(Data excerpts)
* BEGIN *

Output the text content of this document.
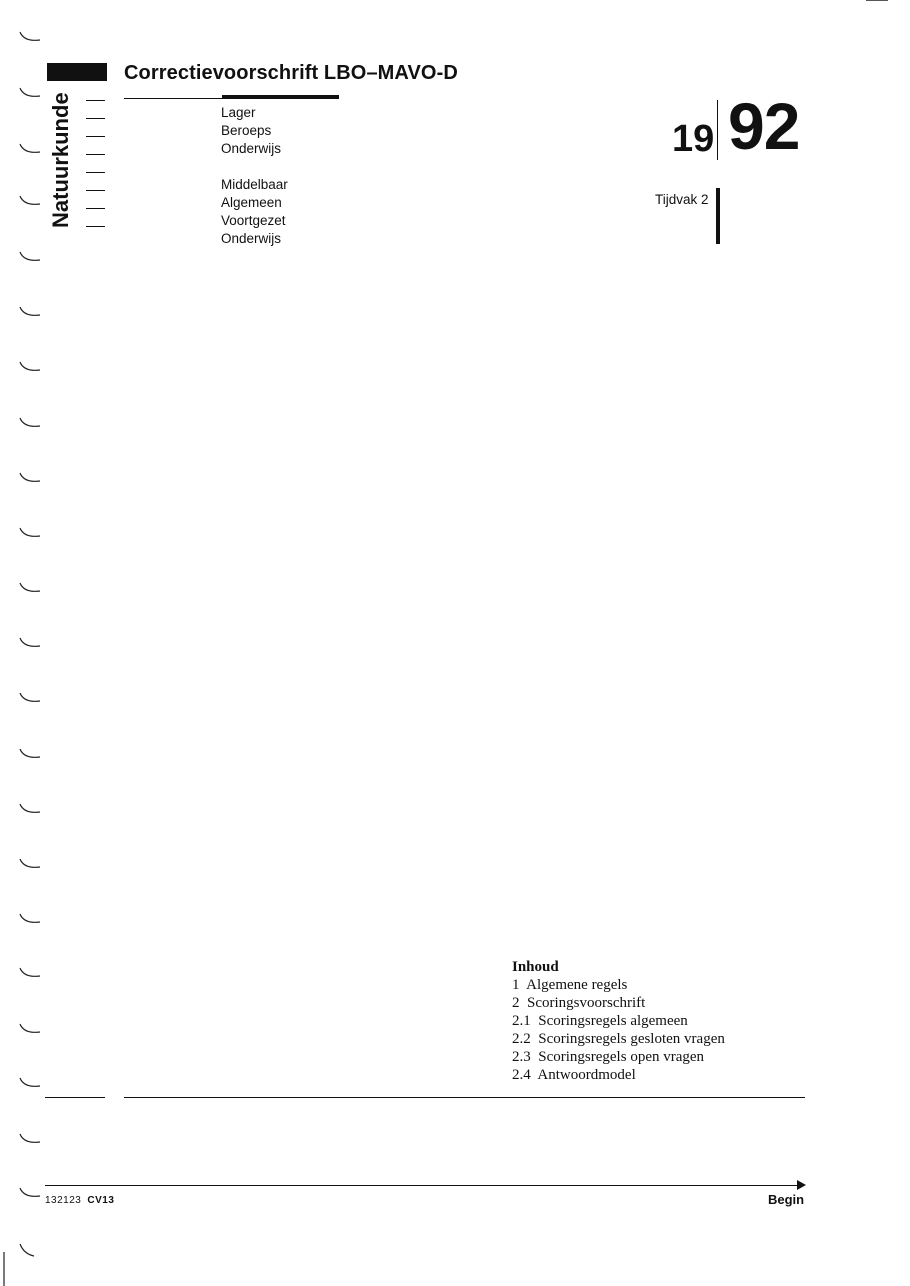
Correctievoorschrift LBO–MAVO-D
Natuurkunde	Lager
Beroeps
Onderwijs
Middelbaar
Algemeen
Voortgezet
Onderwijs
19 92
Tijdvak 2
Inhoud
1  Algemene regels
2  Scoringsvoorschrift
2.1  Scoringsregels algemeen
2.2  Scoringsregels gesloten vragen
2.3  Scoringsregels open vragen
2.4  Antwoordmodel
132123 CV13	Begin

* END *

◆ Aim: All the lines above are to be given again exactly as they read, with the pictures removed.

◆ Completed exercise:
Output the text content of this document.
Correctievoorschrift LBO–MAVO-D
Natuurkunde	Lager
Beroeps
Onderwijs
Middelbaar
Algemeen
Voortgezet
Onderwijs
19 92
Tijdvak 2
Inhoud
1  Algemene regels
2  Scoringsvoorschrift
2.1  Scoringsregels algemeen
2.2  Scoringsregels gesloten vragen
2.3  Scoringsregels open vragen
2.4  Antwoordmodel
132123 CV13	Begin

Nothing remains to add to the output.